Extract every line of the material below and reproduce it faithfully.

==*==

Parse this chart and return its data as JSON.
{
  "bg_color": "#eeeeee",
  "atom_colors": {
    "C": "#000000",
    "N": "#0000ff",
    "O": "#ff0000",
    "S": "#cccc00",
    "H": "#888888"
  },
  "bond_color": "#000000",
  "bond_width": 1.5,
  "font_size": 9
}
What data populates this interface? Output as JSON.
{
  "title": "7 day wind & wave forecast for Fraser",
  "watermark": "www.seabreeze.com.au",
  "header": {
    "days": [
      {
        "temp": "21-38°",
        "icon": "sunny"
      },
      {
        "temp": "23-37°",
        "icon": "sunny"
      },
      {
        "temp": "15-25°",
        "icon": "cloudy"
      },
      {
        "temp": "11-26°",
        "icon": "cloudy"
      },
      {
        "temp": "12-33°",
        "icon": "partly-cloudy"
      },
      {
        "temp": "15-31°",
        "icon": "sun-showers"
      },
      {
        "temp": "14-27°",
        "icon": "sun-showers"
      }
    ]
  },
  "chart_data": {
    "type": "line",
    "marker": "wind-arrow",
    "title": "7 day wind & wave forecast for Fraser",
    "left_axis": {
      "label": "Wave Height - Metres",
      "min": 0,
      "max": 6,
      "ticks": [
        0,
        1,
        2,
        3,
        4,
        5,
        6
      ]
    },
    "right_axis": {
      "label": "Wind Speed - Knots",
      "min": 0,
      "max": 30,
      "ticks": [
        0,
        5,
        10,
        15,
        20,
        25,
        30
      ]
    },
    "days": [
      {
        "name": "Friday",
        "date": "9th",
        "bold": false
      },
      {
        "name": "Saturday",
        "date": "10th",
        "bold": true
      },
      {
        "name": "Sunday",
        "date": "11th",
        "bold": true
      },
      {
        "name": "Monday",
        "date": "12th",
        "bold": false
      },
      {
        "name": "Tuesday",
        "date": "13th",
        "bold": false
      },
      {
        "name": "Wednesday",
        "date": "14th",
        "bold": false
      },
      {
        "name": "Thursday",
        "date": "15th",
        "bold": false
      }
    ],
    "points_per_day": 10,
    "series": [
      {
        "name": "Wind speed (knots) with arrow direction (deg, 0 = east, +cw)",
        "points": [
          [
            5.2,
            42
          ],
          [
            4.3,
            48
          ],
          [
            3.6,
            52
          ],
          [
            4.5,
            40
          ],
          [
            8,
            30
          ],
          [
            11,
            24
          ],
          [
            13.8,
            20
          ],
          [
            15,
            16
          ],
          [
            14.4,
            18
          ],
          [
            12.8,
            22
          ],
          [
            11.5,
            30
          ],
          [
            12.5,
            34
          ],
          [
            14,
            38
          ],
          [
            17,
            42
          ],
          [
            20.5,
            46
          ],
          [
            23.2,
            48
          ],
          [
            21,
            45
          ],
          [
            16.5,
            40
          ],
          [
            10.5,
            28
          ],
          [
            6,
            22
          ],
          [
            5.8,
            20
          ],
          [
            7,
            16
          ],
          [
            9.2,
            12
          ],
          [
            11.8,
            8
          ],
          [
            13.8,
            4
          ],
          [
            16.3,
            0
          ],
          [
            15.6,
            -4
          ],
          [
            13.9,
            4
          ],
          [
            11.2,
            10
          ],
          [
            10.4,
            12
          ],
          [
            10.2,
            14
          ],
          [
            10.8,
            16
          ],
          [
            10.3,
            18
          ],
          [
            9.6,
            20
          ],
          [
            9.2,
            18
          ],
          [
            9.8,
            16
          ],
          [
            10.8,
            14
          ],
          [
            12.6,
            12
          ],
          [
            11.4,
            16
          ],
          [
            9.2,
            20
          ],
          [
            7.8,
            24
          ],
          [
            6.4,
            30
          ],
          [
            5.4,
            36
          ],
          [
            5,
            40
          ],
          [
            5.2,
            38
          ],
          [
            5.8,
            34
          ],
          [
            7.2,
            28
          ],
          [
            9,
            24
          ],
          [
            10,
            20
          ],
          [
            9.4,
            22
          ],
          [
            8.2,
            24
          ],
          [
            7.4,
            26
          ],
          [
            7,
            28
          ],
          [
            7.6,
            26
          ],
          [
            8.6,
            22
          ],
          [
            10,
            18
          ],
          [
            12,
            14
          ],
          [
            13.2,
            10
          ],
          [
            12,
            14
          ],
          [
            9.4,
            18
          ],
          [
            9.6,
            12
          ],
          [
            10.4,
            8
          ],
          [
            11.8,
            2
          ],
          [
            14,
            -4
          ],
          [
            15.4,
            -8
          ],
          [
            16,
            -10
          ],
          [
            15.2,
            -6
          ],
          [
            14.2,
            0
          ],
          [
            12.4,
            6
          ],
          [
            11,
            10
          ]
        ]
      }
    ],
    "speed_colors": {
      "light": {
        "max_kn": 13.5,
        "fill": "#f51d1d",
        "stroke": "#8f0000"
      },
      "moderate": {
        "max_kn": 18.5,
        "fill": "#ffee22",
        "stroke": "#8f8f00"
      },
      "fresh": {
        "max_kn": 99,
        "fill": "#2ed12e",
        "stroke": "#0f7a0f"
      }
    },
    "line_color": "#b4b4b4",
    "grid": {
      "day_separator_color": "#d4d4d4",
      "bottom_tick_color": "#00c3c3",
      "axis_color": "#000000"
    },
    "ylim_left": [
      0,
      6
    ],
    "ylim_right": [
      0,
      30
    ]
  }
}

==*==

> [Task solution]
Parse this chart and return its data as JSON.
{
  "bg_color": "#eeeeee",
  "atom_colors": {
    "C": "#000000",
    "N": "#0000ff",
    "O": "#ff0000",
    "S": "#cccc00",
    "H": "#888888"
  },
  "bond_color": "#000000",
  "bond_width": 1.5,
  "font_size": 9
}
What data populates this interface? Output as JSON.
{
  "title": "7 day wind & wave forecast for Fraser",
  "watermark": "www.seabreeze.com.au",
  "header": {
    "days": [
      {
        "temp": "21-38°",
        "icon": "sunny"
      },
      {
        "temp": "23-37°",
        "icon": "sunny"
      },
      {
        "temp": "15-25°",
        "icon": "cloudy"
      },
      {
        "temp": "11-26°",
        "icon": "cloudy"
      },
      {
        "temp": "12-33°",
        "icon": "partly-cloudy"
      },
      {
        "temp": "15-31°",
        "icon": "sun-showers"
      },
      {
        "temp": "14-27°",
        "icon": "sun-showers"
      }
    ]
  },
  "chart_data": {
    "type": "line",
    "marker": "wind-arrow",
    "title": "7 day wind & wave forecast for Fraser",
    "left_axis": {
      "label": "Wave Height - Metres",
      "min": 0,
      "max": 6,
      "ticks": [
        0,
        1,
        2,
        3,
        4,
        5,
        6
      ]
    },
    "right_axis": {
      "label": "Wind Speed - Knots",
      "min": 0,
      "max": 30,
      "ticks": [
        0,
        5,
        10,
        15,
        20,
        25,
        30
      ]
    },
    "days": [
      {
        "name": "Friday",
        "date": "9th",
        "bold": false
      },
      {
        "name": "Saturday",
        "date": "10th",
        "bold": true
      },
      {
        "name": "Sunday",
        "date": "11th",
        "bold": true
      },
      {
        "name": "Monday",
        "date": "12th",
        "bold": false
      },
      {
        "name": "Tuesday",
        "date": "13th",
        "bold": false
      },
      {
        "name": "Wednesday",
        "date": "14th",
        "bold": false
      },
      {
        "name": "Thursday",
        "date": "15th",
        "bold": false
      }
    ],
    "points_per_day": 10,
    "series": [
      {
        "name": "Wind speed (knots) with arrow direction (deg, 0 = east, +cw)",
        "points": [
          [
            5.2,
            42
          ],
          [
            4.3,
            48
          ],
          [
            3.6,
            52
          ],
          [
            4.5,
            40
          ],
          [
            8,
            30
          ],
          [
            11,
            24
          ],
          [
            13.8,
            20
          ],
          [
            15,
            16
          ],
          [
            14.4,
            18
          ],
          [
            12.8,
            22
          ],
          [
            11.5,
            30
          ],
          [
            12.5,
            34
          ],
          [
            14,
            38
          ],
          [
            17,
            42
          ],
          [
            20.5,
            46
          ],
          [
            23.2,
            48
          ],
          [
            21,
            45
          ],
          [
            16.5,
            40
          ],
          [
            10.5,
            28
          ],
          [
            6,
            22
          ],
          [
            5.8,
            20
          ],
          [
            7,
            16
          ],
          [
            9.2,
            12
          ],
          [
            11.8,
            8
          ],
          [
            13.8,
            4
          ],
          [
            16.3,
            0
          ],
          [
            15.6,
            -4
          ],
          [
            13.9,
            4
          ],
          [
            11.2,
            10
          ],
          [
            10.4,
            12
          ],
          [
            10.2,
            14
          ],
          [
            10.8,
            16
          ],
          [
            10.3,
            18
          ],
          [
            9.6,
            20
          ],
          [
            9.2,
            18
          ],
          [
            9.8,
            16
          ],
          [
            10.8,
            14
          ],
          [
            12.6,
            12
          ],
          [
            11.4,
            16
          ],
          [
            9.2,
            20
          ],
          [
            7.8,
            24
          ],
          [
            6.4,
            30
          ],
          [
            5.4,
            36
          ],
          [
            5,
            40
          ],
          [
            5.2,
            38
          ],
          [
            5.8,
            34
          ],
          [
            7.2,
            28
          ],
          [
            9,
            24
          ],
          [
            10,
            20
          ],
          [
            9.4,
            22
          ],
          [
            8.2,
            24
          ],
          [
            7.4,
            26
          ],
          [
            7,
            28
          ],
          [
            7.6,
            26
          ],
          [
            8.6,
            22
          ],
          [
            10,
            18
          ],
          [
            12,
            14
          ],
          [
            13.2,
            10
          ],
          [
            12,
            14
          ],
          [
            9.4,
            18
          ],
          [
            9.6,
            12
          ],
          [
            10.4,
            8
          ],
          [
            11.8,
            2
          ],
          [
            14,
            -4
          ],
          [
            15.4,
            -8
          ],
          [
            16,
            -10
          ],
          [
            15.2,
            -6
          ],
          [
            14.2,
            0
          ],
          [
            12.4,
            6
          ],
          [
            11,
            10
          ]
        ]
      }
    ],
    "speed_colors": {
      "light": {
        "max_kn": 13.5,
        "fill": "#f51d1d",
        "stroke": "#8f0000"
      },
      "moderate": {
        "max_kn": 18.5,
        "fill": "#ffee22",
        "stroke": "#8f8f00"
      },
      "fresh": {
        "max_kn": 99,
        "fill": "#2ed12e",
        "stroke": "#0f7a0f"
      }
    },
    "line_color": "#b4b4b4",
    "grid": {
      "day_separator_color": "#d4d4d4",
      "bottom_tick_color": "#00c3c3",
      "axis_color": "#000000"
    },
    "ylim_left": [
      0,
      6
    ],
    "ylim_right": [
      0,
      30
    ]
  }
}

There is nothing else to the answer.